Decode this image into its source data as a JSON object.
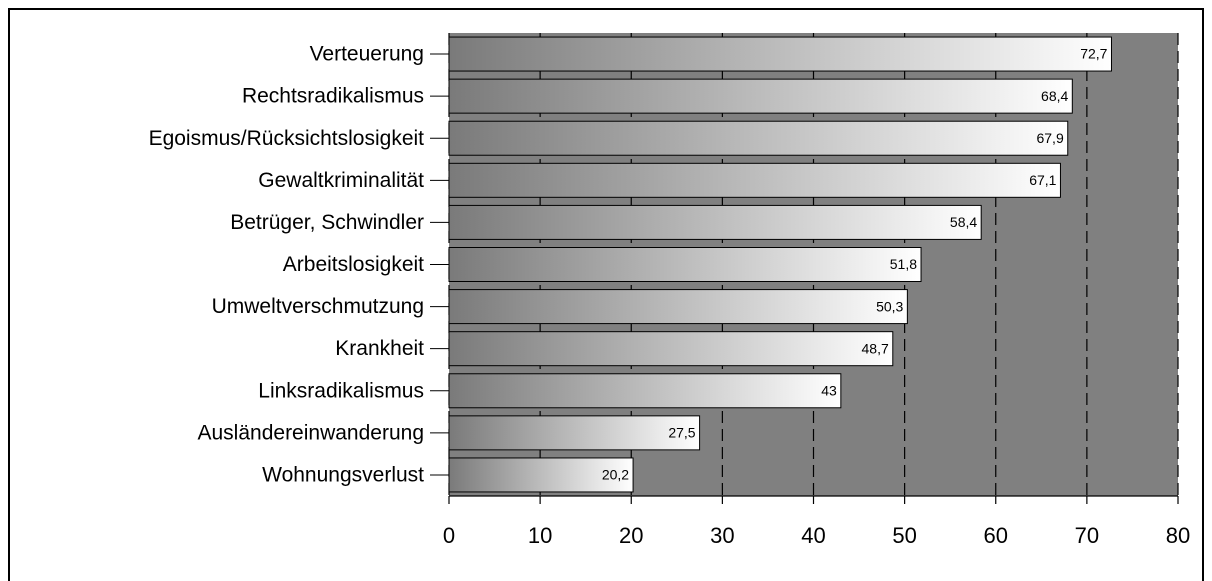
{
  "chart_data": {
    "type": "barh",
    "categories": [
      "Verteuerung",
      "Rechtsradikalismus",
      "Egoismus/Rücksichtslosigkeit",
      "Gewaltkriminalität",
      "Betrüger, Schwindler",
      "Arbeitslosigkeit",
      "Umweltverschmutzung",
      "Krankheit",
      "Linksradikalismus",
      "Ausländereinwanderung",
      "Wohnungsverlust"
    ],
    "values": [
      72.7,
      68.4,
      67.9,
      67.1,
      58.4,
      51.8,
      50.3,
      48.7,
      43,
      27.5,
      20.2
    ],
    "value_labels": [
      "72,7",
      "68,4",
      "67,9",
      "67,1",
      "58,4",
      "51,8",
      "50,3",
      "48,7",
      "43",
      "27,5",
      "20,2"
    ],
    "xlim": [
      0,
      80
    ],
    "xticks": [
      0,
      10,
      20,
      30,
      40,
      50,
      60,
      70,
      80
    ],
    "grid": true,
    "color": "#808080"
  }
}
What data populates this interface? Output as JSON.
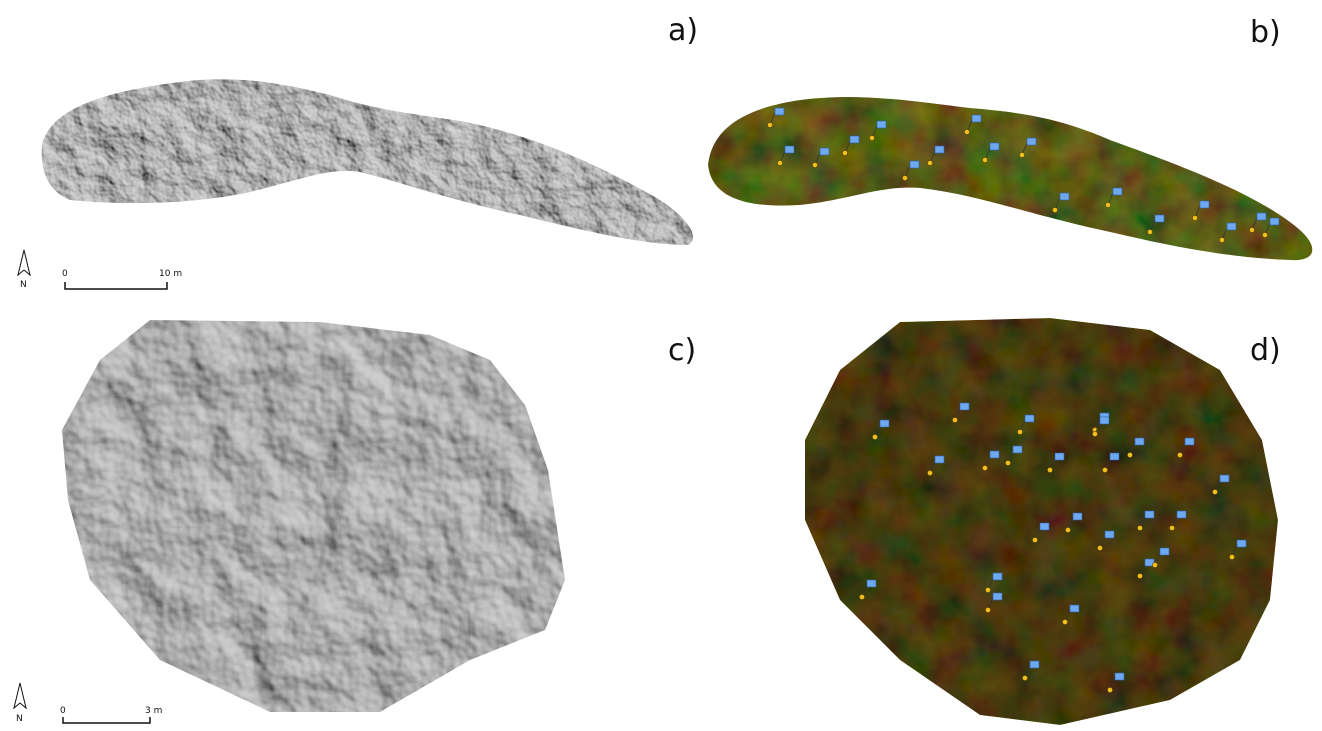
{
  "panels": [
    {
      "label": "a)"
    },
    {
      "label": "b)"
    },
    {
      "label": "c)"
    },
    {
      "label": "d)"
    }
  ],
  "scale_bars": [
    {
      "start": "0",
      "end": "10 m"
    },
    {
      "start": "0",
      "end": "3 m"
    }
  ],
  "north_label": "N"
}
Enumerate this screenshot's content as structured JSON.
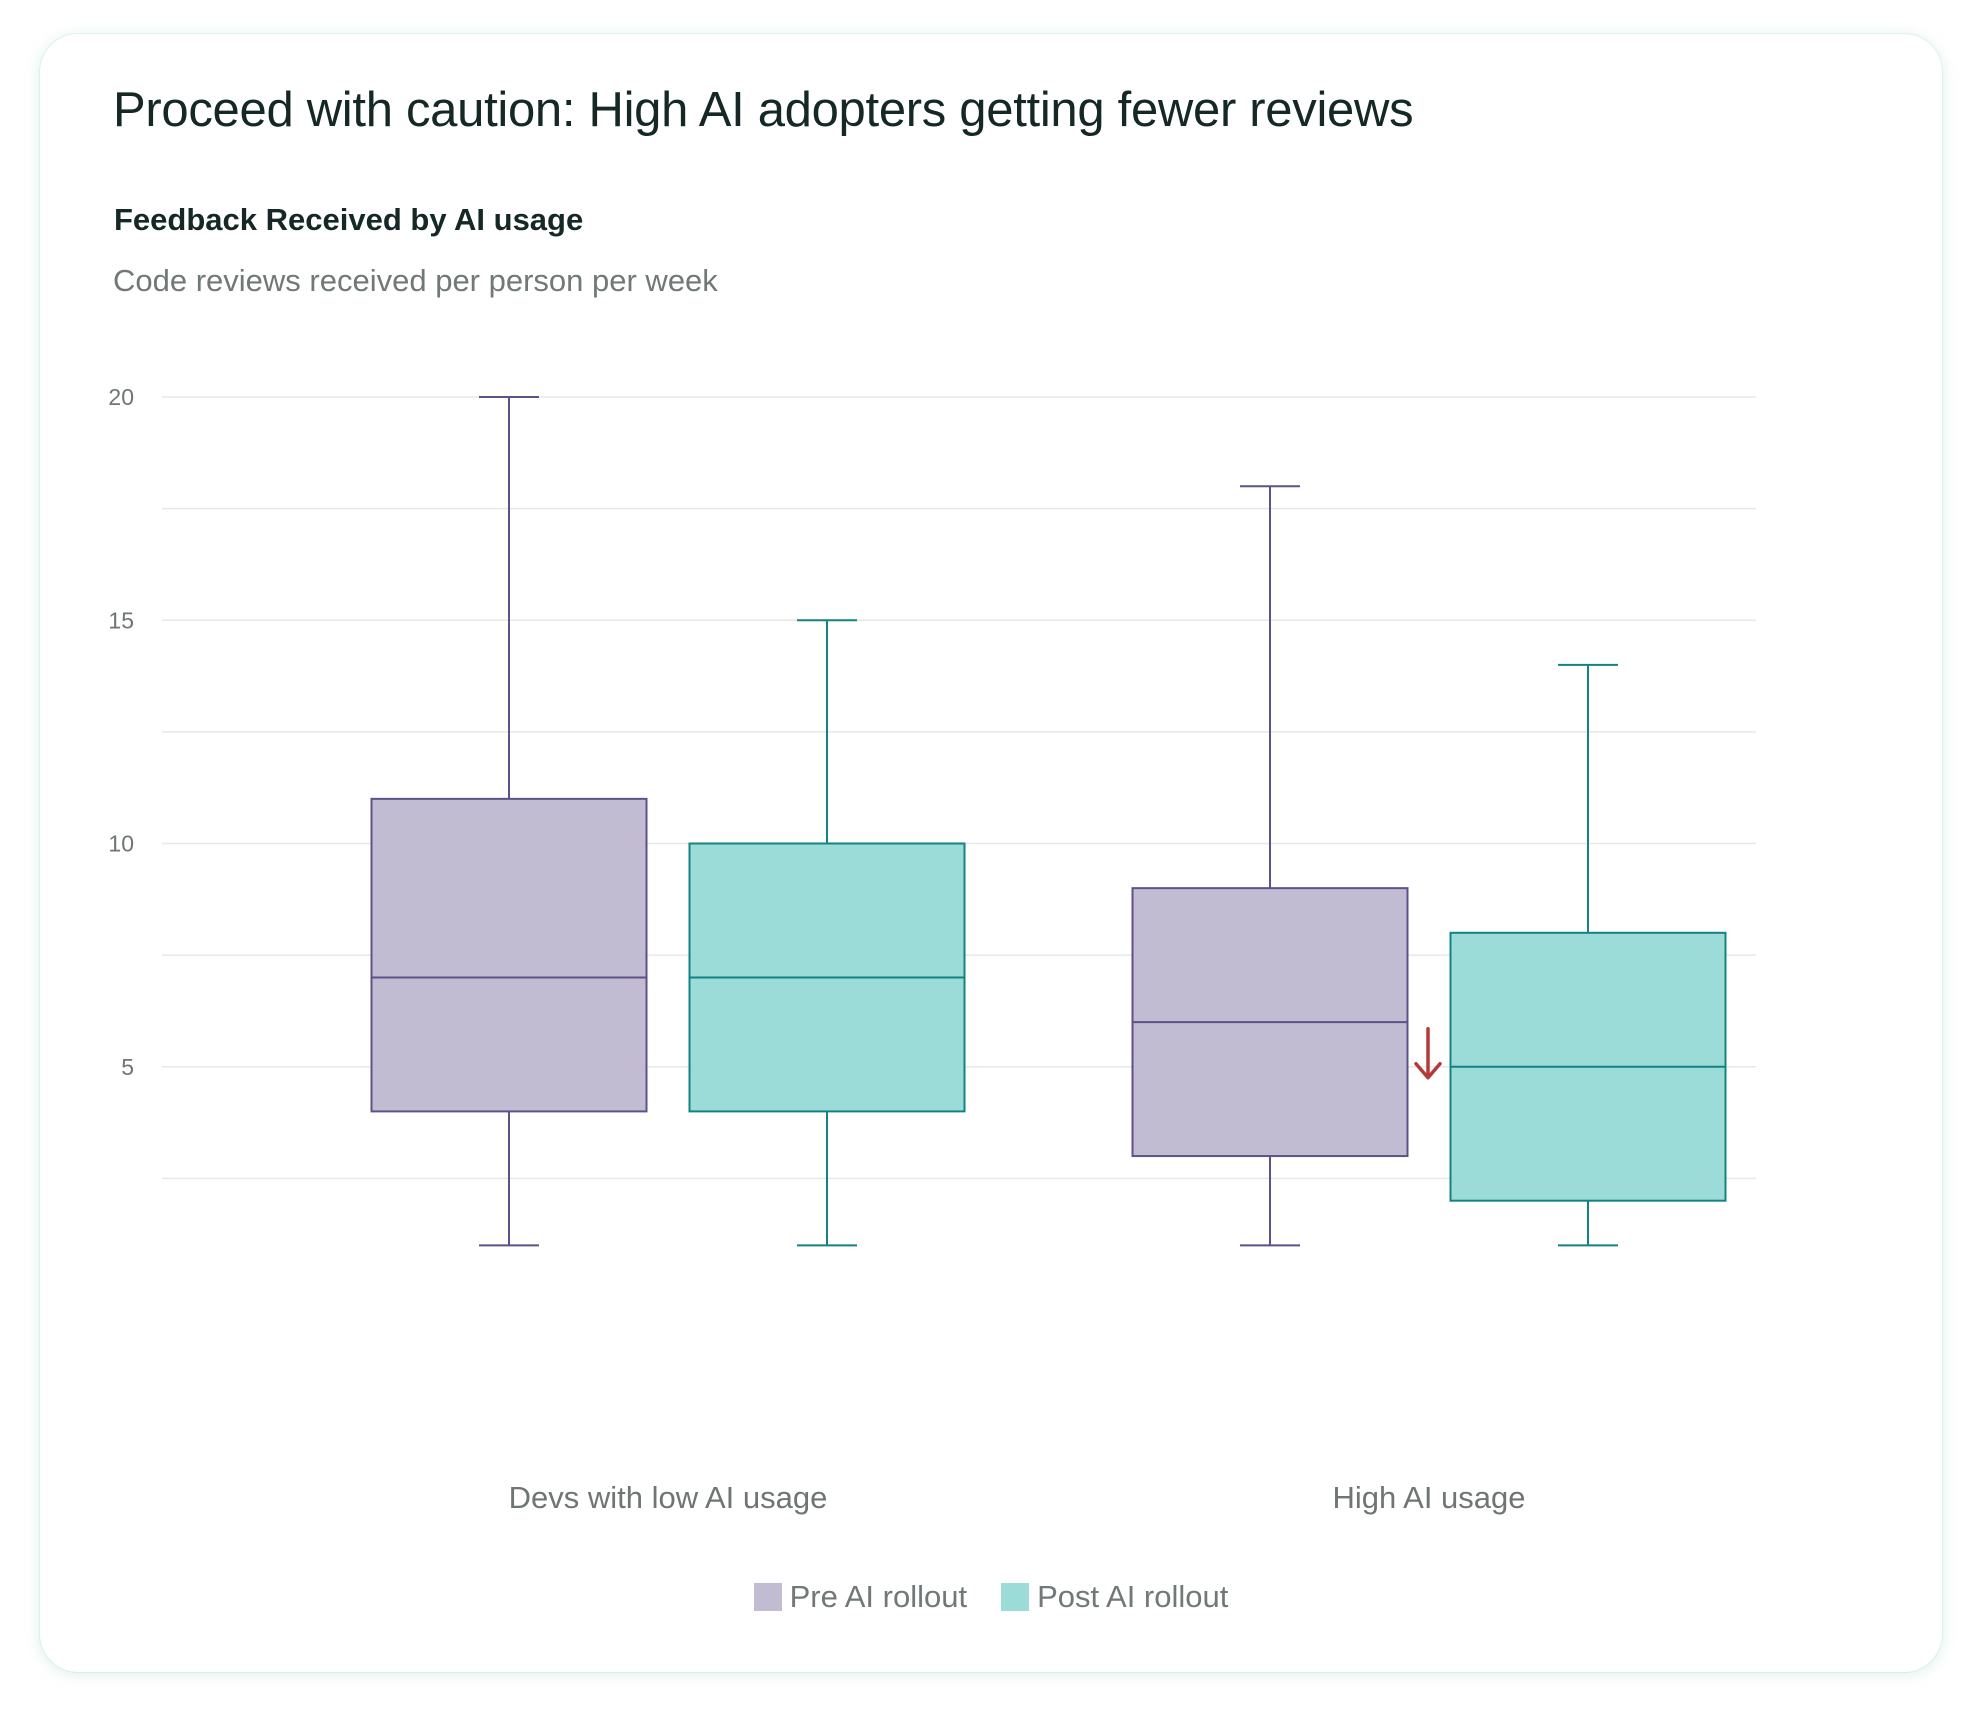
{
  "card": {
    "title": "Proceed with caution: High AI adopters getting fewer reviews",
    "subtitle": "Feedback Received by AI usage",
    "caption": "Code reviews received per person per week"
  },
  "chart_data": {
    "type": "box",
    "title": "Feedback Received by AI usage",
    "ylabel": "Code reviews received per person per week",
    "xlabel": "",
    "ylim": [
      0,
      20
    ],
    "y_ticks": [
      5,
      10,
      15,
      20
    ],
    "grid": true,
    "legend_placement": "bottom-center",
    "categories": [
      "Devs with low AI usage",
      "High AI usage"
    ],
    "series": [
      {
        "name": "Pre AI rollout",
        "fill": "#c1bcd2",
        "stroke": "#5e5089",
        "boxes": [
          {
            "min": 1,
            "q1": 4,
            "median": 7,
            "q3": 11,
            "max": 20
          },
          {
            "min": 1,
            "q1": 3,
            "median": 6,
            "q3": 9,
            "max": 18
          }
        ]
      },
      {
        "name": "Post AI rollout",
        "fill": "#9bdcd9",
        "stroke": "#138282",
        "boxes": [
          {
            "min": 1,
            "q1": 4,
            "median": 7,
            "q3": 10,
            "max": 15
          },
          {
            "min": 1,
            "q1": 2,
            "median": 5,
            "q3": 8,
            "max": 14
          }
        ]
      }
    ],
    "annotations": [
      {
        "symbol": "↓",
        "category": "High AI usage",
        "value": 5,
        "color": "#b53a3a"
      }
    ]
  },
  "legend": {
    "items": [
      {
        "label": "Pre AI rollout",
        "color": "#c1bcd2"
      },
      {
        "label": "Post AI rollout",
        "color": "#9bdcd9"
      }
    ]
  }
}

WHAT TO PRODUCE:
Filter the data, keeping only the lines that contain "person".

COMPLETE OUTPUT:
    "caption": "Code reviews received per person per week"
    "ylabel": "Code reviews received per person per week",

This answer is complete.